Given problem -
Copy out each line containing "courses" from the entries below.

Dataset records -
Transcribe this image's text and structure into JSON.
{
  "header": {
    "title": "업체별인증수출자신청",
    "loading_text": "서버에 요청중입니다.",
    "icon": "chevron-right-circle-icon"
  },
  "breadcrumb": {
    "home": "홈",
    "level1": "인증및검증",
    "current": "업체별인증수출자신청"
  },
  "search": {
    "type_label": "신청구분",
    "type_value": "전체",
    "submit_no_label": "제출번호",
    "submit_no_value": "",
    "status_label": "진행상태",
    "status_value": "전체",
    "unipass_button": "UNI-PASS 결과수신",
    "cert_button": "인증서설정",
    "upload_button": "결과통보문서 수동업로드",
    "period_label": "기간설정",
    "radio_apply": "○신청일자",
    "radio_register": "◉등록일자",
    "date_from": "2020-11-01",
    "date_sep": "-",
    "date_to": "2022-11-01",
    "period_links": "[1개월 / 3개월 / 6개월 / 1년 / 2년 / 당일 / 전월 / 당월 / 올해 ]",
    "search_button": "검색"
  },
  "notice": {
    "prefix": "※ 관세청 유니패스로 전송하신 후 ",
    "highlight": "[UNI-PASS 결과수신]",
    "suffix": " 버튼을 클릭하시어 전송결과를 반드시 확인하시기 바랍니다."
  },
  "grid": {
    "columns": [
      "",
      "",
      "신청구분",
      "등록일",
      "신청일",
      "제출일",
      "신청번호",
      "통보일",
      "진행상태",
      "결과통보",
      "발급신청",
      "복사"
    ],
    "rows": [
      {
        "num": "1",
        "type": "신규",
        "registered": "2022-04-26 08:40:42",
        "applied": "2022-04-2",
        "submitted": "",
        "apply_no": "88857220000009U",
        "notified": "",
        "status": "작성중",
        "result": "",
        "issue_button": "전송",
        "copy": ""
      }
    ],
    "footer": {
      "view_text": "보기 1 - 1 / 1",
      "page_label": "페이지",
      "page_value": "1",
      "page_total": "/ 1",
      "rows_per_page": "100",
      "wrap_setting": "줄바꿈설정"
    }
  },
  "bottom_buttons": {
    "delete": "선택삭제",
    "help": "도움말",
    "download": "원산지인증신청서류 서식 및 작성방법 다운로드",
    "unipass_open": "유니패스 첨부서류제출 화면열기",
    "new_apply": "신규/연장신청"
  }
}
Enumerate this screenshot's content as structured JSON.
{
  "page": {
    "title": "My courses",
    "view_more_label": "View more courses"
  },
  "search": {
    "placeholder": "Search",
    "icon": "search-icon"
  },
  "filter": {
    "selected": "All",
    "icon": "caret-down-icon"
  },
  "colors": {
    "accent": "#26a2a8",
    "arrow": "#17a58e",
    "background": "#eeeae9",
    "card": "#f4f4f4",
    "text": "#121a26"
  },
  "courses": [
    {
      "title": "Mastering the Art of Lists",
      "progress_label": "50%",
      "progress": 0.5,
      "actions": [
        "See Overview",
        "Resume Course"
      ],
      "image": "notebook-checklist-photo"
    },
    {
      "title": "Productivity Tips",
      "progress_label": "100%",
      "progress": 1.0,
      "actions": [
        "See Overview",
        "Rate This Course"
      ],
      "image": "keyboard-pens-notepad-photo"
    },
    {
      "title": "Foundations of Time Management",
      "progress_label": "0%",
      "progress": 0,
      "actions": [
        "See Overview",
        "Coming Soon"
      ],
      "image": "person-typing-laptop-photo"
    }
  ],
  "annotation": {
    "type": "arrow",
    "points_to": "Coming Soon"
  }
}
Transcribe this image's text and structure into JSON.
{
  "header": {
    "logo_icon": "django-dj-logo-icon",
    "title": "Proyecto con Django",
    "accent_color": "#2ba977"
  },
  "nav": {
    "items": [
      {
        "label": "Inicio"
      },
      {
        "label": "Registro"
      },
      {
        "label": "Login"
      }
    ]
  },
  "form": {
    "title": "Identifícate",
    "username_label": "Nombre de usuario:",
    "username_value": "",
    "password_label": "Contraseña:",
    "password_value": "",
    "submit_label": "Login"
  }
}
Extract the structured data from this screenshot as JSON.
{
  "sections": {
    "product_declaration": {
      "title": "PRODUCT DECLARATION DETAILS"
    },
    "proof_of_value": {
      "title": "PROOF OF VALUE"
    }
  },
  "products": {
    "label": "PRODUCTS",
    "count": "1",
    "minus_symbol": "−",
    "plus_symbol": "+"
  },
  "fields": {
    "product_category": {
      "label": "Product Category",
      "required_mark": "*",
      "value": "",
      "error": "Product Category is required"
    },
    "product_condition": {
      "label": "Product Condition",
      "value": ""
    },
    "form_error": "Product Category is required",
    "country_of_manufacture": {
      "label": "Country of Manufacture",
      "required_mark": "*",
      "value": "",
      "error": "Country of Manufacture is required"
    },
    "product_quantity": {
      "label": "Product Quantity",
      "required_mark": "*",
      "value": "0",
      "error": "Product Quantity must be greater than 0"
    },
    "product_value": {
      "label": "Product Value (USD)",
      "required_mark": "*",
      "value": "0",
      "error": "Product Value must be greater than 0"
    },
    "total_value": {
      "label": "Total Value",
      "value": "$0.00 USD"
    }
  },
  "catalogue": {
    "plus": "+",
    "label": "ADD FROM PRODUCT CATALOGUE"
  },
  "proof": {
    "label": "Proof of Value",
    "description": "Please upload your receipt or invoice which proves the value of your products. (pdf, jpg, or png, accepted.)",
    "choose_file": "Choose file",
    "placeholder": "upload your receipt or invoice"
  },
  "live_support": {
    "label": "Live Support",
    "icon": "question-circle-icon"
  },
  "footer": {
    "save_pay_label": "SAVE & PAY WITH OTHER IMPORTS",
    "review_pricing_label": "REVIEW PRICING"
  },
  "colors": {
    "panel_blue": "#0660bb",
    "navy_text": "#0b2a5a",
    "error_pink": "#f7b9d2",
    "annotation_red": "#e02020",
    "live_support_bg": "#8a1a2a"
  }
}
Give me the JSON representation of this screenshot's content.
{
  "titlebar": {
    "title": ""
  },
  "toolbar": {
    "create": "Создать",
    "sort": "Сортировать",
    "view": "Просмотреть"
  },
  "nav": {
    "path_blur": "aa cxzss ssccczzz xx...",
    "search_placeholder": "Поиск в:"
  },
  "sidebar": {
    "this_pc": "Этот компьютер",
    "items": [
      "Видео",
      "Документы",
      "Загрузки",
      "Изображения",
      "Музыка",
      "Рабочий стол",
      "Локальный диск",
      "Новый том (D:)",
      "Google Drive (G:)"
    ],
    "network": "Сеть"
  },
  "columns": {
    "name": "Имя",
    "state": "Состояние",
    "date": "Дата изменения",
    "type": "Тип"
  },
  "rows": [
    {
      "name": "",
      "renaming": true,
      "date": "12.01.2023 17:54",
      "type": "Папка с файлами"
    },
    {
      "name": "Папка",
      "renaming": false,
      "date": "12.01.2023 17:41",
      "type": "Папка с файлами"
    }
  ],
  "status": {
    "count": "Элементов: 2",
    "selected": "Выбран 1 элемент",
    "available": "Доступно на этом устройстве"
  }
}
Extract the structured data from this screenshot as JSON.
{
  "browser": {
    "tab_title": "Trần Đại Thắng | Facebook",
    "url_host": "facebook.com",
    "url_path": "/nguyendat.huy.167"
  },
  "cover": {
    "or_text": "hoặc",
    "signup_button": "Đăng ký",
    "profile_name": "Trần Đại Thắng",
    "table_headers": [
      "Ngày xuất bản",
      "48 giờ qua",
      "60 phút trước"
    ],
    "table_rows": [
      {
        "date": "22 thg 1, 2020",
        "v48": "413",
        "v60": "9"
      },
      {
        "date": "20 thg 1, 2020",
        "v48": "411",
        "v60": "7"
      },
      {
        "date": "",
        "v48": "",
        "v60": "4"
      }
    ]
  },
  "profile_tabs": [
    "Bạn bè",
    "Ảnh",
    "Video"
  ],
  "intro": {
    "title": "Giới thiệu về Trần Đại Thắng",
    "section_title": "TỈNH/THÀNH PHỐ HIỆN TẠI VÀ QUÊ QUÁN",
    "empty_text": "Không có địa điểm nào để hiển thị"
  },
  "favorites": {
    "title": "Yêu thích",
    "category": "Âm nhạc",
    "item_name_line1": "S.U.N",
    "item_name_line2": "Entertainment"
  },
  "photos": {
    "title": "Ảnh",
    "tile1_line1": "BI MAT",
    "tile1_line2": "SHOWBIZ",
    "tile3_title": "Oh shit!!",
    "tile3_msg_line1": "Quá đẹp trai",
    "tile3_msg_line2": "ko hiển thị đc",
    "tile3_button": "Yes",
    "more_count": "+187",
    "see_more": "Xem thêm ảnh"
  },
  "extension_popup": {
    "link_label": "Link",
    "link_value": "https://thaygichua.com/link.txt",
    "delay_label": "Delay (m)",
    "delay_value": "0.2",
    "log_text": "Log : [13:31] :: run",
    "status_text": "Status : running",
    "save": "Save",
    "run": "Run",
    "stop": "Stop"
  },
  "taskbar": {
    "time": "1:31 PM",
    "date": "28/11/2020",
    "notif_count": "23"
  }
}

Completed exercise -
    "title": "My courses",
    "view_more_label": "View more courses"
  "courses": [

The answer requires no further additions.